* START The data *

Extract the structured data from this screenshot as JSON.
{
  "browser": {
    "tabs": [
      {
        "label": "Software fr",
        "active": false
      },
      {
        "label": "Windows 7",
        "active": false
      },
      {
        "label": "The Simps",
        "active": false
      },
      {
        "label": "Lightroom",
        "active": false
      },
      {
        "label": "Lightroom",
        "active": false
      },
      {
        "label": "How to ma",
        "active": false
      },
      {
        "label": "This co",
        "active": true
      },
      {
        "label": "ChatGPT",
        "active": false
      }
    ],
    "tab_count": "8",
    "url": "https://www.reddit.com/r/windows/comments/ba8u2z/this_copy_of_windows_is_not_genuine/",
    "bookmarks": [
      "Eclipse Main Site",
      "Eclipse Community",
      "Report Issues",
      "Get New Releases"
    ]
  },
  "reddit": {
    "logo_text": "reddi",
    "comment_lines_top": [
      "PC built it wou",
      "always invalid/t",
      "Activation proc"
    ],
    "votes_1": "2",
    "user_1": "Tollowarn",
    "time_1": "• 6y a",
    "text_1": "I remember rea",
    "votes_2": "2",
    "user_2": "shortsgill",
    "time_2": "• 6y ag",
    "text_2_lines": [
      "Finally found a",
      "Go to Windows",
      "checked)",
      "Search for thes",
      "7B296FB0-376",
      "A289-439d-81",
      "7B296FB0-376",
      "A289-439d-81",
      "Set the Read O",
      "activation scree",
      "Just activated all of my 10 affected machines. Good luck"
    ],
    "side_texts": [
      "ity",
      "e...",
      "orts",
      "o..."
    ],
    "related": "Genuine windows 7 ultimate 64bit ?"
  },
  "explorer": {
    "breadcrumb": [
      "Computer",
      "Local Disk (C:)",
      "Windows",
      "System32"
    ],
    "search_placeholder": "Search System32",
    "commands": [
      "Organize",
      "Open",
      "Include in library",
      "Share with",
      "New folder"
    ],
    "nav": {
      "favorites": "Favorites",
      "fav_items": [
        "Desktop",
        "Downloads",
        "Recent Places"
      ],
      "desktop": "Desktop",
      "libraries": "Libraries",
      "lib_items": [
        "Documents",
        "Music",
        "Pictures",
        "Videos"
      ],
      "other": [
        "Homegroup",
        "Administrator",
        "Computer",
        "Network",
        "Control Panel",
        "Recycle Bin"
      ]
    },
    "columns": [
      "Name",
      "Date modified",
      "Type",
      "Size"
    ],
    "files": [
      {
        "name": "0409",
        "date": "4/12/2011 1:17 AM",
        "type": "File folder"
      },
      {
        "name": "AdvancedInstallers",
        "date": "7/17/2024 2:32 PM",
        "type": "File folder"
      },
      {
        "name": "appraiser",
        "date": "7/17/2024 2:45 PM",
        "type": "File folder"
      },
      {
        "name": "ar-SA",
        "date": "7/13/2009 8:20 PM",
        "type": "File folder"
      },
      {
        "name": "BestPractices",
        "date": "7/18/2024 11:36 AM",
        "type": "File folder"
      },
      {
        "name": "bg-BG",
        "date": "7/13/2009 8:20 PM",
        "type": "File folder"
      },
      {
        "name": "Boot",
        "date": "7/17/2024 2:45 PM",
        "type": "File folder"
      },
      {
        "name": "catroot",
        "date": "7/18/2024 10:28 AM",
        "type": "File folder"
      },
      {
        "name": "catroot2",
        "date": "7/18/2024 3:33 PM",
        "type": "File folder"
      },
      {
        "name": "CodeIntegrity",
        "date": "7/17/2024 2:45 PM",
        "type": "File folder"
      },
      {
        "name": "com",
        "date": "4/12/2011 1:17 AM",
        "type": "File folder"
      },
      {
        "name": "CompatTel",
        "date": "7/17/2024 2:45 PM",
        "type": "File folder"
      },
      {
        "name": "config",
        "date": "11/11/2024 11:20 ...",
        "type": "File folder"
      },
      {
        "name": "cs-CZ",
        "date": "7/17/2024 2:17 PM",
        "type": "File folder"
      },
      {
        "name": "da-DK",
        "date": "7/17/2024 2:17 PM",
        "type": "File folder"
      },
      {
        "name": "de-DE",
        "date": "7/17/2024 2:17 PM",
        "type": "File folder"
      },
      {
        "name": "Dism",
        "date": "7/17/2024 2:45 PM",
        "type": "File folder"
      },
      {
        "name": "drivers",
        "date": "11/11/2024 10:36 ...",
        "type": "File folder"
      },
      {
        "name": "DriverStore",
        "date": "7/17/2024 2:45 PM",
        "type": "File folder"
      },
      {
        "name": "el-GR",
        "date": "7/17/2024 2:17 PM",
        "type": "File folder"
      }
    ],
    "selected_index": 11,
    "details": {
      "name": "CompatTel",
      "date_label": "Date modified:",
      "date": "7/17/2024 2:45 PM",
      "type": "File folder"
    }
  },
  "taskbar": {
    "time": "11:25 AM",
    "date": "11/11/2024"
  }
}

* END The data *

What the task asks →
Copy out the full listing exactly.

Solved exercise →
Extract the structured data from this screenshot as JSON.
{
  "browser": {
    "tabs": [
      {
        "label": "Software fr",
        "active": false
      },
      {
        "label": "Windows 7",
        "active": false
      },
      {
        "label": "The Simps",
        "active": false
      },
      {
        "label": "Lightroom",
        "active": false
      },
      {
        "label": "Lightroom",
        "active": false
      },
      {
        "label": "How to ma",
        "active": false
      },
      {
        "label": "This co",
        "active": true
      },
      {
        "label": "ChatGPT",
        "active": false
      }
    ],
    "tab_count": "8",
    "url": "https://www.reddit.com/r/windows/comments/ba8u2z/this_copy_of_windows_is_not_genuine/",
    "bookmarks": [
      "Eclipse Main Site",
      "Eclipse Community",
      "Report Issues",
      "Get New Releases"
    ]
  },
  "reddit": {
    "logo_text": "reddi",
    "comment_lines_top": [
      "PC built it wou",
      "always invalid/t",
      "Activation proc"
    ],
    "votes_1": "2",
    "user_1": "Tollowarn",
    "time_1": "• 6y a",
    "text_1": "I remember rea",
    "votes_2": "2",
    "user_2": "shortsgill",
    "time_2": "• 6y ag",
    "text_2_lines": [
      "Finally found a",
      "Go to Windows",
      "checked)",
      "Search for thes",
      "7B296FB0-376",
      "A289-439d-81",
      "7B296FB0-376",
      "A289-439d-81",
      "Set the Read O",
      "activation scree",
      "Just activated all of my 10 affected machines. Good luck"
    ],
    "side_texts": [
      "ity",
      "e...",
      "orts",
      "o..."
    ],
    "related": "Genuine windows 7 ultimate 64bit ?"
  },
  "explorer": {
    "breadcrumb": [
      "Computer",
      "Local Disk (C:)",
      "Windows",
      "System32"
    ],
    "search_placeholder": "Search System32",
    "commands": [
      "Organize",
      "Open",
      "Include in library",
      "Share with",
      "New folder"
    ],
    "nav": {
      "favorites": "Favorites",
      "fav_items": [
        "Desktop",
        "Downloads",
        "Recent Places"
      ],
      "desktop": "Desktop",
      "libraries": "Libraries",
      "lib_items": [
        "Documents",
        "Music",
        "Pictures",
        "Videos"
      ],
      "other": [
        "Homegroup",
        "Administrator",
        "Computer",
        "Network",
        "Control Panel",
        "Recycle Bin"
      ]
    },
    "columns": [
      "Name",
      "Date modified",
      "Type",
      "Size"
    ],
    "files": [
      {
        "name": "0409",
        "date": "4/12/2011 1:17 AM",
        "type": "File folder"
      },
      {
        "name": "AdvancedInstallers",
        "date": "7/17/2024 2:32 PM",
        "type": "File folder"
      },
      {
        "name": "appraiser",
        "date": "7/17/2024 2:45 PM",
        "type": "File folder"
      },
      {
        "name": "ar-SA",
        "date": "7/13/2009 8:20 PM",
        "type": "File folder"
      },
      {
        "name": "BestPractices",
        "date": "7/18/2024 11:36 AM",
        "type": "File folder"
      },
      {
        "name": "bg-BG",
        "date": "7/13/2009 8:20 PM",
        "type": "File folder"
      },
      {
        "name": "Boot",
        "date": "7/17/2024 2:45 PM",
        "type": "File folder"
      },
      {
        "name": "catroot",
        "date": "7/18/2024 10:28 AM",
        "type": "File folder"
      },
      {
        "name": "catroot2",
        "date": "7/18/2024 3:33 PM",
        "type": "File folder"
      },
      {
        "name": "CodeIntegrity",
        "date": "7/17/2024 2:45 PM",
        "type": "File folder"
      },
      {
        "name": "com",
        "date": "4/12/2011 1:17 AM",
        "type": "File folder"
      },
      {
        "name": "CompatTel",
        "date": "7/17/2024 2:45 PM",
        "type": "File folder"
      },
      {
        "name": "config",
        "date": "11/11/2024 11:20 ...",
        "type": "File folder"
      },
      {
        "name": "cs-CZ",
        "date": "7/17/2024 2:17 PM",
        "type": "File folder"
      },
      {
        "name": "da-DK",
        "date": "7/17/2024 2:17 PM",
        "type": "File folder"
      },
      {
        "name": "de-DE",
        "date": "7/17/2024 2:17 PM",
        "type": "File folder"
      },
      {
        "name": "Dism",
        "date": "7/17/2024 2:45 PM",
        "type": "File folder"
      },
      {
        "name": "drivers",
        "date": "11/11/2024 10:36 ...",
        "type": "File folder"
      },
      {
        "name": "DriverStore",
        "date": "7/17/2024 2:45 PM",
        "type": "File folder"
      },
      {
        "name": "el-GR",
        "date": "7/17/2024 2:17 PM",
        "type": "File folder"
      }
    ],
    "selected_index": 11,
    "details": {
      "name": "CompatTel",
      "date_label": "Date modified:",
      "date": "7/17/2024 2:45 PM",
      "type": "File folder"
    }
  },
  "taskbar": {
    "time": "11:25 AM",
    "date": "11/11/2024"
  }
}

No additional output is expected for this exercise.